#### Records for this exercise ####
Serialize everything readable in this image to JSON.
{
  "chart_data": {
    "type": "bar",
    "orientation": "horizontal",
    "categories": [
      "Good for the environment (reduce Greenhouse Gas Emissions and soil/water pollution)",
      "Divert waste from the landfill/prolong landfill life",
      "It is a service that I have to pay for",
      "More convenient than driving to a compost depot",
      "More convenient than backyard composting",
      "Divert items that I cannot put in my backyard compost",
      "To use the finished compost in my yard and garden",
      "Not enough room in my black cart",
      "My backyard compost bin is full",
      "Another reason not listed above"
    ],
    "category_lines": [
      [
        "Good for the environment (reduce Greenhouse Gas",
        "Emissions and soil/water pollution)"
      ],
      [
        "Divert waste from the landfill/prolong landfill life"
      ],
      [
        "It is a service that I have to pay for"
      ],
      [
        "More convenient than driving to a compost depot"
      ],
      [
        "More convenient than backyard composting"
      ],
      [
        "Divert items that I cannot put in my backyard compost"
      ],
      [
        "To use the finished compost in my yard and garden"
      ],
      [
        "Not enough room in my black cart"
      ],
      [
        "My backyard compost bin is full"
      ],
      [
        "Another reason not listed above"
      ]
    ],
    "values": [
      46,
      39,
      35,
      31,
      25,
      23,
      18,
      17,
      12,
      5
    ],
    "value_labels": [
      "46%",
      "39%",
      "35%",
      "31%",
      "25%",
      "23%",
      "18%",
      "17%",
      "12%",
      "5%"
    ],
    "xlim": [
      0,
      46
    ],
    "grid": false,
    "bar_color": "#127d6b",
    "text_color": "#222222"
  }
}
####
Stated problem: Repeat the material above in full, quoting it exactly.

Correct result:
Serialize everything readable in this image to JSON.
{
  "chart_data": {
    "type": "bar",
    "orientation": "horizontal",
    "categories": [
      "Good for the environment (reduce Greenhouse Gas Emissions and soil/water pollution)",
      "Divert waste from the landfill/prolong landfill life",
      "It is a service that I have to pay for",
      "More convenient than driving to a compost depot",
      "More convenient than backyard composting",
      "Divert items that I cannot put in my backyard compost",
      "To use the finished compost in my yard and garden",
      "Not enough room in my black cart",
      "My backyard compost bin is full",
      "Another reason not listed above"
    ],
    "category_lines": [
      [
        "Good for the environment (reduce Greenhouse Gas",
        "Emissions and soil/water pollution)"
      ],
      [
        "Divert waste from the landfill/prolong landfill life"
      ],
      [
        "It is a service that I have to pay for"
      ],
      [
        "More convenient than driving to a compost depot"
      ],
      [
        "More convenient than backyard composting"
      ],
      [
        "Divert items that I cannot put in my backyard compost"
      ],
      [
        "To use the finished compost in my yard and garden"
      ],
      [
        "Not enough room in my black cart"
      ],
      [
        "My backyard compost bin is full"
      ],
      [
        "Another reason not listed above"
      ]
    ],
    "values": [
      46,
      39,
      35,
      31,
      25,
      23,
      18,
      17,
      12,
      5
    ],
    "value_labels": [
      "46%",
      "39%",
      "35%",
      "31%",
      "25%",
      "23%",
      "18%",
      "17%",
      "12%",
      "5%"
    ],
    "xlim": [
      0,
      46
    ],
    "grid": false,
    "bar_color": "#127d6b",
    "text_color": "#222222"
  }
}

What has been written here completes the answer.